**WORK TO COMPLETE**
Gather up the lines that contain "ylabel".

....

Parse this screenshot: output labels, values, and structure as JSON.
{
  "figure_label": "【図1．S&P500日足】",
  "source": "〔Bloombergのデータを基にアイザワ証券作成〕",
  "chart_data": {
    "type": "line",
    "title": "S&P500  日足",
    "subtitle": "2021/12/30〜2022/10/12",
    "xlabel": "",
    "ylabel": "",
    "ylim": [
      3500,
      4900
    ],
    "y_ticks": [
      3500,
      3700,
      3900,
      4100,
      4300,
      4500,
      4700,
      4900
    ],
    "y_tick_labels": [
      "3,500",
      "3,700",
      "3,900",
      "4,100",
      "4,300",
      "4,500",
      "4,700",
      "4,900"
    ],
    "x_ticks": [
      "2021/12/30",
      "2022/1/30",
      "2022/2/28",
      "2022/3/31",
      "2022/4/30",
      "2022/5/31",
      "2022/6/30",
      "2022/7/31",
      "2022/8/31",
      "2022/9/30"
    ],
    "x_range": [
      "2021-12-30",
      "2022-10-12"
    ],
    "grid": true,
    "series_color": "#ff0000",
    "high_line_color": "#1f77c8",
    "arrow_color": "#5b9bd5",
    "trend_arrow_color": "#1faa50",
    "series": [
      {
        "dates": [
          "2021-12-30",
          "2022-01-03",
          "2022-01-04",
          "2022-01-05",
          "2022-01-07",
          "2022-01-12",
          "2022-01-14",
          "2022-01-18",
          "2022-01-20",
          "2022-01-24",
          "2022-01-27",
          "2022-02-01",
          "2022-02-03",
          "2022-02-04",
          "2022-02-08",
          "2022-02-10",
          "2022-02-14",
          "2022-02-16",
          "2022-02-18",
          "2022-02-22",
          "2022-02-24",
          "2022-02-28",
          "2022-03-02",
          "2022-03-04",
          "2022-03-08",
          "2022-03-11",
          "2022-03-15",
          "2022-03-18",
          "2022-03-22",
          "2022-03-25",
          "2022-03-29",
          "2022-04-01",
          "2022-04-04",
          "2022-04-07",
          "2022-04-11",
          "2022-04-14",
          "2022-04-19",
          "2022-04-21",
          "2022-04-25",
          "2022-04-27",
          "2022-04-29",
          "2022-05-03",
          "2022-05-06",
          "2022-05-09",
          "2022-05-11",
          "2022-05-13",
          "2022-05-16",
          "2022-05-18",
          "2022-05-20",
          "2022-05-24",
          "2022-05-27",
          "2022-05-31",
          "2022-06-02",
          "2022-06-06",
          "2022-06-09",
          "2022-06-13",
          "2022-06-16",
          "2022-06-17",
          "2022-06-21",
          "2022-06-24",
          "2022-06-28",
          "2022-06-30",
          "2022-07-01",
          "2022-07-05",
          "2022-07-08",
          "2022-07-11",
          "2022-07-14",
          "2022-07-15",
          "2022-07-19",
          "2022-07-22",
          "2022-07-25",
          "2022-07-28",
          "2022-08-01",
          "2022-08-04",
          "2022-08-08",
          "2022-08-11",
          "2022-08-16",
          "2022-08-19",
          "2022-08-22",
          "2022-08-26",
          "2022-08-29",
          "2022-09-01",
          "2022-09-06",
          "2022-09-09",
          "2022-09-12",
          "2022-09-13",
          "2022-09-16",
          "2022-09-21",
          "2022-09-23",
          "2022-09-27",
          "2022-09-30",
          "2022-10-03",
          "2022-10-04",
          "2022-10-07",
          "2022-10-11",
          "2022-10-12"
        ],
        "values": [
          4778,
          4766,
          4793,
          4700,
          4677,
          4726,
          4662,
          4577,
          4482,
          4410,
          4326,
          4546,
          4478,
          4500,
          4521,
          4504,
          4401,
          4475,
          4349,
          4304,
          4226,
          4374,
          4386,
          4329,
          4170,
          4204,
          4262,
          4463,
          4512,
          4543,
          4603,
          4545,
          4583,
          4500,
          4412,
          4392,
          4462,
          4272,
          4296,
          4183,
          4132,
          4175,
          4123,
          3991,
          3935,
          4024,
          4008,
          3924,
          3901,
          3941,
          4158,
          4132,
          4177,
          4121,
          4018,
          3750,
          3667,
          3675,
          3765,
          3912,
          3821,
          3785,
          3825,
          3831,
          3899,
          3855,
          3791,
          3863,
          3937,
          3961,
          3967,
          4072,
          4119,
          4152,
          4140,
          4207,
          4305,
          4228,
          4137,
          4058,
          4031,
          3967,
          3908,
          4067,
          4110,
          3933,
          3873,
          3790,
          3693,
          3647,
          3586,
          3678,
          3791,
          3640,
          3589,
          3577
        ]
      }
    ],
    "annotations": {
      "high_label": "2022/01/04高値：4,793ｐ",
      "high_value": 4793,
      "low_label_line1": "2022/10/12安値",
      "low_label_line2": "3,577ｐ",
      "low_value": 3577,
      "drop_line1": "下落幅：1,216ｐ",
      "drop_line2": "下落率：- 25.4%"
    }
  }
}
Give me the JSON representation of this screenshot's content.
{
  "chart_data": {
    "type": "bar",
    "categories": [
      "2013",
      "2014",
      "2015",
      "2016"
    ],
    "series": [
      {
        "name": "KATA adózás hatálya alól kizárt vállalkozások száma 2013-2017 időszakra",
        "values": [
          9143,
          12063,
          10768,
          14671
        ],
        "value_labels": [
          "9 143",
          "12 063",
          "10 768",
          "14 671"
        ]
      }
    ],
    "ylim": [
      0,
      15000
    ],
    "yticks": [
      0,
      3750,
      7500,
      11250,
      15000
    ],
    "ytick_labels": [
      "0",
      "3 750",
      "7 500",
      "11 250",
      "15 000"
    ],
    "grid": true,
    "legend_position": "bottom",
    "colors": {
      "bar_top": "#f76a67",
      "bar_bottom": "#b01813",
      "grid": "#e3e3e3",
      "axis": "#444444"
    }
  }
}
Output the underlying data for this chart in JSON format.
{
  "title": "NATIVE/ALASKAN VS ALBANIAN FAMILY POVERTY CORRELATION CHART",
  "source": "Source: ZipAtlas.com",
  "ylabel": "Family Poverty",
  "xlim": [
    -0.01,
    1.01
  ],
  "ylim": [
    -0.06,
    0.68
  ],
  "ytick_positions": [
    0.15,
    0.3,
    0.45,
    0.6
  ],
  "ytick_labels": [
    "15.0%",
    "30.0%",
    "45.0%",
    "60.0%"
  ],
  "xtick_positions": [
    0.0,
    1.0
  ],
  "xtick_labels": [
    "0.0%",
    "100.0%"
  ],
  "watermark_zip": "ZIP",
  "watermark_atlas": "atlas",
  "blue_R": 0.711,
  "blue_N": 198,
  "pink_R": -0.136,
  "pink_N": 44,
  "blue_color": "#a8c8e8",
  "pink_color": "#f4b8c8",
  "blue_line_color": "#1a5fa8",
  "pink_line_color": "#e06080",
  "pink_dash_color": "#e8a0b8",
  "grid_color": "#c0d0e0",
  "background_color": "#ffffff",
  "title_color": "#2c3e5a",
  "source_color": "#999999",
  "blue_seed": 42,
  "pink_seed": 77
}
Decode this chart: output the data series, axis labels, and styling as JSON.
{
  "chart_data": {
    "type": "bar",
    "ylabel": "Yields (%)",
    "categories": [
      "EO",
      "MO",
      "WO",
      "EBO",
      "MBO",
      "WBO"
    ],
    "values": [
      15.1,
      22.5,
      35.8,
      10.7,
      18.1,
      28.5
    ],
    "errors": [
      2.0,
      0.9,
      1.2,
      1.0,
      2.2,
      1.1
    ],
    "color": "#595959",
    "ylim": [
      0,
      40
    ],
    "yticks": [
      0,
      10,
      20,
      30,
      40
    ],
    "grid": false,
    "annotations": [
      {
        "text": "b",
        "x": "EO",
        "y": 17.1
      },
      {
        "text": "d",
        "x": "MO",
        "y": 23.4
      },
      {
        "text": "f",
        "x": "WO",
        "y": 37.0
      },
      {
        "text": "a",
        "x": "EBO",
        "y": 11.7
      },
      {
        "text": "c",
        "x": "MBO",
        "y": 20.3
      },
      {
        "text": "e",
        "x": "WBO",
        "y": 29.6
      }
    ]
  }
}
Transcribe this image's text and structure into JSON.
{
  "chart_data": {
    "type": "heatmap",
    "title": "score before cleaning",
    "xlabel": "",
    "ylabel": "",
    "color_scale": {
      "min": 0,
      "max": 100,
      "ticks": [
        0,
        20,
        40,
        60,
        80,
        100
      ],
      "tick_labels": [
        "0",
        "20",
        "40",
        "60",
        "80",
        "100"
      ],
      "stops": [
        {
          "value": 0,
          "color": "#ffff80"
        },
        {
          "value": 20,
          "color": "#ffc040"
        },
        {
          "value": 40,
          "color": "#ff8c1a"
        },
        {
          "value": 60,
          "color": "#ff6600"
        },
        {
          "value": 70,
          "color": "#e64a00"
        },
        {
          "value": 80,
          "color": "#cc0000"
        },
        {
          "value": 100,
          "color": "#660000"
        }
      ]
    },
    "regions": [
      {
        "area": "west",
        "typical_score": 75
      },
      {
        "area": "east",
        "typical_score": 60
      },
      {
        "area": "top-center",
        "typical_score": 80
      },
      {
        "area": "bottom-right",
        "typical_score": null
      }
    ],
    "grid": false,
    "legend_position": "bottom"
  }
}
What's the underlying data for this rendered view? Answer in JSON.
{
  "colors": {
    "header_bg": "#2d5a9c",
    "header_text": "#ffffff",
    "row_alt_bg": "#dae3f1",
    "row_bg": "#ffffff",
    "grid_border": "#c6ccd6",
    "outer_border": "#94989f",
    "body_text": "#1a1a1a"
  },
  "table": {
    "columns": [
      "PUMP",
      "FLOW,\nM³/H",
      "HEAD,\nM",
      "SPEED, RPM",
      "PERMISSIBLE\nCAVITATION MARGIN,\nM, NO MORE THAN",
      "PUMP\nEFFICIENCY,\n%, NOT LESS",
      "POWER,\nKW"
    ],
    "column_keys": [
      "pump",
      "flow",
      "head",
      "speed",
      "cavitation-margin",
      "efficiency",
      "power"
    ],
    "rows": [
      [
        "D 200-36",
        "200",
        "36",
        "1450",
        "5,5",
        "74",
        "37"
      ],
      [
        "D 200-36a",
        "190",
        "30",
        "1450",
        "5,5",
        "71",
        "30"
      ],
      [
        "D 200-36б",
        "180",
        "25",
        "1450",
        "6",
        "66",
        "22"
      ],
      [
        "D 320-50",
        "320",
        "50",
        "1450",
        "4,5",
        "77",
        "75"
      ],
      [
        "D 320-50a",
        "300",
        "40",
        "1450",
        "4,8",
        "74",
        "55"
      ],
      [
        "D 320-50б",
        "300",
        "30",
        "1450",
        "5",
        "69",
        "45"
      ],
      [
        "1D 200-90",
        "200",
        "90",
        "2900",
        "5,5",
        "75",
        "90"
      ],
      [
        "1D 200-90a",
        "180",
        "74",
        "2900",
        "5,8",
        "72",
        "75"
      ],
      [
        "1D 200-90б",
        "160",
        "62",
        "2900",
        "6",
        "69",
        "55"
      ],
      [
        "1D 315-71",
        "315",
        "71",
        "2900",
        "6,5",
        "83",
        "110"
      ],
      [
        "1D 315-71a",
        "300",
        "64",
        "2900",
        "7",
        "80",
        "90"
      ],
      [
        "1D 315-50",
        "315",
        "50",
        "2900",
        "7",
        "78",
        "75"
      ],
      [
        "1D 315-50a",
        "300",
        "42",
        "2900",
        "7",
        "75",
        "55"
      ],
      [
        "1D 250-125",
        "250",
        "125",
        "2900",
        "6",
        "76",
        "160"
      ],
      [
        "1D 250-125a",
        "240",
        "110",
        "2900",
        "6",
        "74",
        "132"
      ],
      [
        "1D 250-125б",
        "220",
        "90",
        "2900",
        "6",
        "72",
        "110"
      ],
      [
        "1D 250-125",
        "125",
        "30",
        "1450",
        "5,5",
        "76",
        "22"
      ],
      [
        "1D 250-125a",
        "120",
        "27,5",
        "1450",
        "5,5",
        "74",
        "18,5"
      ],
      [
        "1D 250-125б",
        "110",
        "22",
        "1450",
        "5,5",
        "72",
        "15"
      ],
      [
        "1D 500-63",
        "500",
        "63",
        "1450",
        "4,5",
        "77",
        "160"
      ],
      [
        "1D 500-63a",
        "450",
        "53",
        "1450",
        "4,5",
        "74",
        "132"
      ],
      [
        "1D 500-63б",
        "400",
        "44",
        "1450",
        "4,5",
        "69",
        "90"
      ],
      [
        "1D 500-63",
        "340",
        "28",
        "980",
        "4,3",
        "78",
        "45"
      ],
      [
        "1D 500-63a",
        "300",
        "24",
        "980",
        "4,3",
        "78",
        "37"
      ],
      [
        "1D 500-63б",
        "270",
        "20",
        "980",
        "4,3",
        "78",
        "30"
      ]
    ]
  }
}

....

**WORKED SOLUTION**
    "ylabel": "",
  "ylabel": "Family Poverty",
    "ylabel": "Yields (%)",
    "ylabel": "",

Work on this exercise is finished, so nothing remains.